Extract every line below, verbatim.

▶ PROVIDED RECORDS:
begin

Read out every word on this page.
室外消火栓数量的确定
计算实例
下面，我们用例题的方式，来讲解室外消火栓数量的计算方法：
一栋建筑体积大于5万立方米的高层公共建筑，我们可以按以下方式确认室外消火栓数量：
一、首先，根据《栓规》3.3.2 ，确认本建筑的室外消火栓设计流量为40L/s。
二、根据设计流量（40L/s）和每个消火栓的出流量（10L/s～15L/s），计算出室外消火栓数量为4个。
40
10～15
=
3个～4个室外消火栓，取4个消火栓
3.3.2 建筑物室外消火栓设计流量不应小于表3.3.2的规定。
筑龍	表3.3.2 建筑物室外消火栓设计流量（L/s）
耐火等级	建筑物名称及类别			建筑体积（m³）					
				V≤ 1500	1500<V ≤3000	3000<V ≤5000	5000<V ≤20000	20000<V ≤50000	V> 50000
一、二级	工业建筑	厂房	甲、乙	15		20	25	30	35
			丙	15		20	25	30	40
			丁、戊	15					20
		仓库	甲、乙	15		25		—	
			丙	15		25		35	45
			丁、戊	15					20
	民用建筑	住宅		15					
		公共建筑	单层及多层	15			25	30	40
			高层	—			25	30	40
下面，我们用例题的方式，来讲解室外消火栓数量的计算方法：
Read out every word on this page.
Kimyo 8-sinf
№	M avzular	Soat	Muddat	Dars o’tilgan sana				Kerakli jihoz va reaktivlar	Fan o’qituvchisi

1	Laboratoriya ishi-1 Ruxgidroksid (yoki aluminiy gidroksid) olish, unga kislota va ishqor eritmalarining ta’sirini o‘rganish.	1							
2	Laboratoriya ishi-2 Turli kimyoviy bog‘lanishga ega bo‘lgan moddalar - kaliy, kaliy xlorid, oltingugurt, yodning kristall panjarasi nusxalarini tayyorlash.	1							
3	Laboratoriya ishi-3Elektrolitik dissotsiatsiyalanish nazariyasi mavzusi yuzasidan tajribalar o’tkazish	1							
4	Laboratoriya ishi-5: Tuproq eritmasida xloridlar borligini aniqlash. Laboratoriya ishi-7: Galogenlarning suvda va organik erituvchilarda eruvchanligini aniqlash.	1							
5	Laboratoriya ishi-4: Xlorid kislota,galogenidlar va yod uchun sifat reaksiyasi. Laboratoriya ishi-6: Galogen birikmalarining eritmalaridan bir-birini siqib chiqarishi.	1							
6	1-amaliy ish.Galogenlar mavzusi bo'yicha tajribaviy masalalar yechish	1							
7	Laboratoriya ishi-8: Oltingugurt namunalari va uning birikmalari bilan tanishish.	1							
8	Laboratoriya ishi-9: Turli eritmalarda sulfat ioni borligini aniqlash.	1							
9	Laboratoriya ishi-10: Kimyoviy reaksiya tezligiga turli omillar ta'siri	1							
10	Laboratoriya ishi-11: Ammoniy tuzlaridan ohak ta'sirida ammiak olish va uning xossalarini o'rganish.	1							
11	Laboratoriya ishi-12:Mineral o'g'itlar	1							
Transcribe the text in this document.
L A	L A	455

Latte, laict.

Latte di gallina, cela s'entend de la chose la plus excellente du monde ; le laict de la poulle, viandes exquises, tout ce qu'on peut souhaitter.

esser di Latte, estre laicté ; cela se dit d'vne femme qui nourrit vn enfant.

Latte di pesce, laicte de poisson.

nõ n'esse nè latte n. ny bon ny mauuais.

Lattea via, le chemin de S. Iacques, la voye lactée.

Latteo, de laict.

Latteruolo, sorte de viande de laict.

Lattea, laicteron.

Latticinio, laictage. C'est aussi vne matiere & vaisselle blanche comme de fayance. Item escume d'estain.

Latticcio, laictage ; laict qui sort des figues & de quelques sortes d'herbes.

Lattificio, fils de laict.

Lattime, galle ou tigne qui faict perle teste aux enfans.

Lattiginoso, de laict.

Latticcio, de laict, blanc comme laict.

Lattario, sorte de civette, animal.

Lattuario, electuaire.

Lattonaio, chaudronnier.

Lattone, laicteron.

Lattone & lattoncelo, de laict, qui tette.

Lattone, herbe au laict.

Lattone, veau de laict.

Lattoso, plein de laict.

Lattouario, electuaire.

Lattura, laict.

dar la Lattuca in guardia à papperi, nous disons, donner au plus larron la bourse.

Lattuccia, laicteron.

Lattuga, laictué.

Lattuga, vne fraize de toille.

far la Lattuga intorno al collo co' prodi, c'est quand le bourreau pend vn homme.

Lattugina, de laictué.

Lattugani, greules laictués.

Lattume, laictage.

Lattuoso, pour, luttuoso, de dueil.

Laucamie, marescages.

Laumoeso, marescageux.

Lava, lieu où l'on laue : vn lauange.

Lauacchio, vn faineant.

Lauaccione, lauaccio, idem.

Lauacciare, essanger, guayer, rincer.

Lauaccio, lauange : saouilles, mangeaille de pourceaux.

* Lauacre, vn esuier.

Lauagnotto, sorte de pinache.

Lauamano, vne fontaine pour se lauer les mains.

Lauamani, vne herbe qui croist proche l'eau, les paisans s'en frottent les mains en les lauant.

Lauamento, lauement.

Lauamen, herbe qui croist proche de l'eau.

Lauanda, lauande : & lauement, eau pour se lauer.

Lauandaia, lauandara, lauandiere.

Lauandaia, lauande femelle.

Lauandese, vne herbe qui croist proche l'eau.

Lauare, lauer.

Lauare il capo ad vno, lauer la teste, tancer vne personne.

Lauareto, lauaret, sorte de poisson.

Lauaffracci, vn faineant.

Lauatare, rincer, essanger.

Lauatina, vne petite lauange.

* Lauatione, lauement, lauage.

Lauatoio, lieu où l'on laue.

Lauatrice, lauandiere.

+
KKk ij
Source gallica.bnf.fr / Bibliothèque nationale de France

end

▶ RESULT FOR THIS EXERCISE:
Read out every word on this page.
室外消火栓数量的确定
计算实例
下面，我们用例题的方式，来讲解室外消火栓数量的计算方法：
一栋建筑体积大于5万立方米的高层公共建筑，我们可以按以下方式确认室外消火栓数量：
一、首先，根据《栓规》3.3.2 ，确认本建筑的室外消火栓设计流量为40L/s。
二、根据设计流量（40L/s）和每个消火栓的出流量（10L/s～15L/s），计算出室外消火栓数量为4个。
40
10～15
=
3个～4个室外消火栓，取4个消火栓
3.3.2 建筑物室外消火栓设计流量不应小于表3.3.2的规定。
筑龍	表3.3.2 建筑物室外消火栓设计流量（L/s）
耐火等级	建筑物名称及类别			建筑体积（m³）					
				V≤ 1500	1500<V ≤3000	3000<V ≤5000	5000<V ≤20000	20000<V ≤50000	V> 50000
一、二级	工业建筑	厂房	甲、乙	15		20	25	30	35
			丙	15		20	25	30	40
			丁、戊	15					20
		仓库	甲、乙	15		25		—	
			丙	15		25		35	45
			丁、戊	15					20
	民用建筑	住宅		15					
		公共建筑	单层及多层	15			25	30	40
			高层	—			25	30	40
下面，我们用例题的方式，来讲解室外消火栓数量的计算方法：
Read out every word on this page.
Kimyo 8-sinf
№	M avzular	Soat	Muddat	Dars o’tilgan sana				Kerakli jihoz va reaktivlar	Fan o’qituvchisi

1	Laboratoriya ishi-1 Ruxgidroksid (yoki aluminiy gidroksid) olish, unga kislota va ishqor eritmalarining ta’sirini o‘rganish.	1							
2	Laboratoriya ishi-2 Turli kimyoviy bog‘lanishga ega bo‘lgan moddalar - kaliy, kaliy xlorid, oltingugurt, yodning kristall panjarasi nusxalarini tayyorlash.	1							
3	Laboratoriya ishi-3Elektrolitik dissotsiatsiyalanish nazariyasi mavzusi yuzasidan tajribalar o’tkazish	1							
4	Laboratoriya ishi-5: Tuproq eritmasida xloridlar borligini aniqlash. Laboratoriya ishi-7: Galogenlarning suvda va organik erituvchilarda eruvchanligini aniqlash.	1							
5	Laboratoriya ishi-4: Xlorid kislota,galogenidlar va yod uchun sifat reaksiyasi. Laboratoriya ishi-6: Galogen birikmalarining eritmalaridan bir-birini siqib chiqarishi.	1							
6	1-amaliy ish.Galogenlar mavzusi bo'yicha tajribaviy masalalar yechish	1							
7	Laboratoriya ishi-8: Oltingugurt namunalari va uning birikmalari bilan tanishish.	1							
8	Laboratoriya ishi-9: Turli eritmalarda sulfat ioni borligini aniqlash.	1							
9	Laboratoriya ishi-10: Kimyoviy reaksiya tezligiga turli omillar ta'siri	1							
10	Laboratoriya ishi-11: Ammoniy tuzlaridan ohak ta'sirida ammiak olish va uning xossalarini o'rganish.	1							
11	Laboratoriya ishi-12:Mineral o'g'itlar	1							
Transcribe the text in this document.
L A	L A	455

Latte, laict.

Latte di gallina, cela s'entend de la chose la plus excellente du monde ; le laict de la poulle, viandes exquises, tout ce qu'on peut souhaitter.

esser di Latte, estre laicté ; cela se dit d'vne femme qui nourrit vn enfant.

Latte di pesce, laicte de poisson.

nõ n'esse nè latte n. ny bon ny mauuais.

Lattea via, le chemin de S. Iacques, la voye lactée.

Latteo, de laict.

Latteruolo, sorte de viande de laict.

Lattea, laicteron.

Latticinio, laictage. C'est aussi vne matiere & vaisselle blanche comme de fayance. Item escume d'estain.

Latticcio, laictage ; laict qui sort des figues & de quelques sortes d'herbes.

Lattificio, fils de laict.

Lattime, galle ou tigne qui faict perle teste aux enfans.

Lattiginoso, de laict.

Latticcio, de laict, blanc comme laict.

Lattario, sorte de civette, animal.

Lattuario, electuaire.

Lattonaio, chaudronnier.

Lattone, laicteron.

Lattone & lattoncelo, de laict, qui tette.

Lattone, herbe au laict.

Lattone, veau de laict.

Lattoso, plein de laict.

Lattouario, electuaire.

Lattura, laict.

dar la Lattuca in guardia à papperi, nous disons, donner au plus larron la bourse.

Lattuccia, laicteron.

Lattuga, laictué.

Lattuga, vne fraize de toille.

far la Lattuga intorno al collo co' prodi, c'est quand le bourreau pend vn homme.

Lattugina, de laictué.

Lattugani, greules laictués.

Lattume, laictage.

Lattuoso, pour, luttuoso, de dueil.

Laucamie, marescages.

Laumoeso, marescageux.

Lava, lieu où l'on laue : vn lauange.

Lauacchio, vn faineant.

Lauaccione, lauaccio, idem.

Lauacciare, essanger, guayer, rincer.

Lauaccio, lauange : saouilles, mangeaille de pourceaux.

* Lauacre, vn esuier.

Lauagnotto, sorte de pinache.

Lauamano, vne fontaine pour se lauer les mains.

Lauamani, vne herbe qui croist proche l'eau, les paisans s'en frottent les mains en les lauant.

Lauamento, lauement.

Lauamen, herbe qui croist proche de l'eau.

Lauanda, lauande : & lauement, eau pour se lauer.

Lauandaia, lauandara, lauandiere.

Lauandaia, lauande femelle.

Lauandese, vne herbe qui croist proche l'eau.

Lauare, lauer.

Lauare il capo ad vno, lauer la teste, tancer vne personne.

Lauareto, lauaret, sorte de poisson.

Lauaffracci, vn faineant.

Lauatare, rincer, essanger.

Lauatina, vne petite lauange.

* Lauatione, lauement, lauage.

Lauatoio, lieu où l'on laue.

Lauatrice, lauandiere.

+
KKk ij
Source gallica.bnf.fr / Bibliothèque nationale de France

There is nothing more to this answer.